[Labeled box records]

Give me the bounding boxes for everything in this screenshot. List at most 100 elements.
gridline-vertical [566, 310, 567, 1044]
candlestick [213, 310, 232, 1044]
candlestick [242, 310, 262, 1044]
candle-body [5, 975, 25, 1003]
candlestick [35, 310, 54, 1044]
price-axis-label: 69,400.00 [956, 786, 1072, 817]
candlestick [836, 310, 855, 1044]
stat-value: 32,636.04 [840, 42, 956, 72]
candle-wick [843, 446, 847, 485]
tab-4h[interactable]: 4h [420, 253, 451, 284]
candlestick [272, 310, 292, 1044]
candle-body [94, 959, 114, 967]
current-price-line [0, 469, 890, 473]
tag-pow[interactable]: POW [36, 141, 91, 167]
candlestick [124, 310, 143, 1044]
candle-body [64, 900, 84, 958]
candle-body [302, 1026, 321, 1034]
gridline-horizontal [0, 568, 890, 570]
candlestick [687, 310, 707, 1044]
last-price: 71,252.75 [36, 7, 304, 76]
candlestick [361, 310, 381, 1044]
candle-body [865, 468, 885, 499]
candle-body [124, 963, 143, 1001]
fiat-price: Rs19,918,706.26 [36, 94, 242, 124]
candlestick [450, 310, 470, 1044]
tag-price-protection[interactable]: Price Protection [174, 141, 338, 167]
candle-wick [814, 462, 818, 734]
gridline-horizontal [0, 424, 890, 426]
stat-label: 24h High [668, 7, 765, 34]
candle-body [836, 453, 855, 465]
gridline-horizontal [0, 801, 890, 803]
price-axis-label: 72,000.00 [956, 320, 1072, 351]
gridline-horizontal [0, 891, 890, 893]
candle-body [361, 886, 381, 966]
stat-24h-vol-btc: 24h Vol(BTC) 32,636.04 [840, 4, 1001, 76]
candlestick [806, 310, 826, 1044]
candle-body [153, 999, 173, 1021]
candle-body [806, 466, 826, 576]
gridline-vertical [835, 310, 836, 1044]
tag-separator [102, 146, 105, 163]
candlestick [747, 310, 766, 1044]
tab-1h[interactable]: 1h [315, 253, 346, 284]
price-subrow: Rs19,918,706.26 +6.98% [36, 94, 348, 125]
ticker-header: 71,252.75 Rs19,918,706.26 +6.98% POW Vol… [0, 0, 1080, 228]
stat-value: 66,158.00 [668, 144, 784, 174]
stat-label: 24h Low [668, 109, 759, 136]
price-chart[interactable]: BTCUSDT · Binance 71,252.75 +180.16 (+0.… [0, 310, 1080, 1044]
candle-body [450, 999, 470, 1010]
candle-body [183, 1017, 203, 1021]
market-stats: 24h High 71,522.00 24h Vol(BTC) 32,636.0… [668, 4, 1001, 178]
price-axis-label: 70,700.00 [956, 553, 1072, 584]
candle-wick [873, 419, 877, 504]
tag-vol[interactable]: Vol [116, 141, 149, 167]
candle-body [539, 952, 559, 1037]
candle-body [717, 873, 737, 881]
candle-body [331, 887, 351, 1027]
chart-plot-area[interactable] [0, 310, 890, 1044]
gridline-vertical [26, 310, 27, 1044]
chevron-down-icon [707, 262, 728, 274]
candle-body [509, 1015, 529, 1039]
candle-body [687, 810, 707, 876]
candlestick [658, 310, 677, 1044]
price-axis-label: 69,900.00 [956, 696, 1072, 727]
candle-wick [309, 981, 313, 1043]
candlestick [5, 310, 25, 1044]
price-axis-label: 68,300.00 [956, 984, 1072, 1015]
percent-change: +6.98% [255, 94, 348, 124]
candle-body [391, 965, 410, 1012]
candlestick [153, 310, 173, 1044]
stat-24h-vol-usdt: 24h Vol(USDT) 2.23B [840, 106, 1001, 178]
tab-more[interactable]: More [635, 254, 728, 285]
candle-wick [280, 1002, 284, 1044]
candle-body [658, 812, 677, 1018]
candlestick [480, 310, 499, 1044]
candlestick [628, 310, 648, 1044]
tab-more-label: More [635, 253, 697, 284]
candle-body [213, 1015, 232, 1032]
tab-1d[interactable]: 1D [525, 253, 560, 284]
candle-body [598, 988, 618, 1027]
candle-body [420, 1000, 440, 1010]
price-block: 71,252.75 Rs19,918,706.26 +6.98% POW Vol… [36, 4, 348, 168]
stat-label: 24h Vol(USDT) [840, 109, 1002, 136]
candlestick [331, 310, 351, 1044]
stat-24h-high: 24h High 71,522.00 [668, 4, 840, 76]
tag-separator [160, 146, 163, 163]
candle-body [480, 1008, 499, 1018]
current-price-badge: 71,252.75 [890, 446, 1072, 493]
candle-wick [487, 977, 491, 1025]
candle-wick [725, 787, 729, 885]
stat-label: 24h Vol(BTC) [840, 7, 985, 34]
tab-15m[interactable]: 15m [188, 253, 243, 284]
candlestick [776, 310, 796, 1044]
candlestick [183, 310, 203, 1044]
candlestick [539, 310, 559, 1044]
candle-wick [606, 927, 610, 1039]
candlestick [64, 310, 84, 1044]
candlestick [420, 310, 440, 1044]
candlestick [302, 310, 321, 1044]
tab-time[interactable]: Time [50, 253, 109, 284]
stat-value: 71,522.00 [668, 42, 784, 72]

JOB ->
Turn the listing into a JSON list of strings, with one string for each line and blank lines omitted.

SOLUTION FOR THIS TASK ->
[
  "Give me the bounding boxes for everything in this screenshot. List at most 100 elements.",
  "gridline-vertical [566, 310, 567, 1044]",
  "candlestick [213, 310, 232, 1044]",
  "candlestick [242, 310, 262, 1044]",
  "candle-body [5, 975, 25, 1003]",
  "candlestick [35, 310, 54, 1044]",
  "price-axis-label: 69,400.00 [956, 786, 1072, 817]",
  "candlestick [836, 310, 855, 1044]",
  "stat-value: 32,636.04 [840, 42, 956, 72]",
  "candle-wick [843, 446, 847, 485]",
  "tab-4h[interactable]: 4h [420, 253, 451, 284]",
  "candlestick [272, 310, 292, 1044]",
  "candle-body [94, 959, 114, 967]",
  "current-price-line [0, 469, 890, 473]",
  "tag-pow[interactable]: POW [36, 141, 91, 167]",
  "candlestick [124, 310, 143, 1044]",
  "candle-body [64, 900, 84, 958]",
  "candle-body [302, 1026, 321, 1034]",
  "gridline-horizontal [0, 568, 890, 570]",
  "candlestick [687, 310, 707, 1044]",
  "last-price: 71,252.75 [36, 7, 304, 76]",
  "candlestick [361, 310, 381, 1044]",
  "candle-body [865, 468, 885, 499]",
  "candle-body [124, 963, 143, 1001]",
  "fiat-price: Rs19,918,706.26 [36, 94, 242, 124]",
  "candlestick [450, 310, 470, 1044]",
  "tag-price-protection[interactable]: Price Protection [174, 141, 338, 167]",
  "candle-wick [814, 462, 818, 734]",
  "gridline-horizontal [0, 424, 890, 426]",
  "stat-label: 24h High [668, 7, 765, 34]",
  "candle-body [836, 453, 855, 465]",
  "gridline-horizontal [0, 801, 890, 803]",
  "price-axis-label: 72,000.00 [956, 320, 1072, 351]",
  "gridline-horizontal [0, 891, 890, 893]",
  "candle-body [361, 886, 381, 966]",
  "stat-24h-vol-btc: 24h Vol(BTC) 32,636.04 [840, 4, 1001, 76]",
  "candlestick [806, 310, 826, 1044]",
  "candle-body [153, 999, 173, 1021]",
  "candle-body [806, 466, 826, 576]",
  "gridline-vertical [835, 310, 836, 1044]",
  "tag-separator [102, 146, 105, 163]",
  "candlestick [747, 310, 766, 1044]",
  "tab-1h[interactable]: 1h [315, 253, 346, 284]",
  "price-subrow: Rs19,918,706.26 +6.98% [36, 94, 348, 125]",
  "ticker-header: 71,252.75 Rs19,918,706.26 +6.98% POW Vol… [0, 0, 1080, 228]",
  "stat-value: 66,158.00 [668, 144, 784, 174]",
  "stat-label: 24h Low [668, 109, 759, 136]",
  "price-chart[interactable]: BTCUSDT · Binance 71,252.75 +180.16 (+0.… [0, 310, 1080, 1044]",
  "candle-body [450, 999, 470, 1010]",
  "candle-body [183, 1017, 203, 1021]",
  "market-stats: 24h High 71,522.00 24h Vol(BTC) 32,636.0… [668, 4, 1001, 178]",
  "price-axis-label: 70,700.00 [956, 553, 1072, 584]",
  "candle-wick [873, 419, 877, 504]",
  "tag-vol[interactable]: Vol [116, 141, 149, 167]",
  "candle-body [539, 952, 559, 1037]",
  "candle-body [717, 873, 737, 881]",
  "candle-body [331, 887, 351, 1027]",
  "chart-plot-area[interactable] [0, 310, 890, 1044]",
  "gridline-vertical [26, 310, 27, 1044]",
  "chevron-down-icon [707, 262, 728, 274]",
  "candle-body [509, 1015, 529, 1039]",
  "candle-body [687, 810, 707, 876]",
  "candlestick [658, 310, 677, 1044]",
  "price-axis-label: 69,900.00 [956, 696, 1072, 727]",
  "candle-wick [309, 981, 313, 1043]",
  "candlestick [5, 310, 25, 1044]",
  "price-axis-label: 68,300.00 [956, 984, 1072, 1015]",
  "percent-change: +6.98% [255, 94, 348, 124]",
  "candle-body [391, 965, 410, 1012]",
  "candlestick [153, 310, 173, 1044]",
  "stat-24h-vol-usdt: 24h Vol(USDT) 2.23B [840, 106, 1001, 178]",
  "tab-more[interactable]: More [635, 254, 728, 285]",
  "candle-wick [280, 1002, 284, 1044]",
  "candle-body [658, 812, 677, 1018]",
  "candlestick [480, 310, 499, 1044]",
  "candlestick [628, 310, 648, 1044]",
  "tab-more-label: More [635, 253, 697, 284]",
  "candle-body [213, 1015, 232, 1032]",
  "tab-1d[interactable]: 1D [525, 253, 560, 284]",
  "candle-body [598, 988, 618, 1027]",
  "candle-body [420, 1000, 440, 1010]",
  "price-block: 71,252.75 Rs19,918,706.26 +6.98% POW Vol… [36, 4, 348, 168]",
  "stat-label: 24h Vol(USDT) [840, 109, 1002, 136]",
  "candlestick [331, 310, 351, 1044]",
  "stat-24h-high: 24h High 71,522.00 [668, 4, 840, 76]",
  "tag-separator [160, 146, 163, 163]",
  "candle-body [480, 1008, 499, 1018]",
  "current-price-badge: 71,252.75 [890, 446, 1072, 493]",
  "candle-wick [487, 977, 491, 1025]",
  "candle-wick [725, 787, 729, 885]",
  "stat-label: 24h Vol(BTC) [840, 7, 985, 34]",
  "tab-15m[interactable]: 15m [188, 253, 243, 284]",
  "candlestick [776, 310, 796, 1044]",
  "candlestick [183, 310, 203, 1044]",
  "candlestick [539, 310, 559, 1044]",
  "candle-wick [606, 927, 610, 1039]",
  "candlestick [64, 310, 84, 1044]",
  "candlestick [420, 310, 440, 1044]",
  "candlestick [302, 310, 321, 1044]",
  "tab-time[interactable]: Time [50, 253, 109, 284]",
  "stat-value: 71,522.00 [668, 42, 784, 72]"
]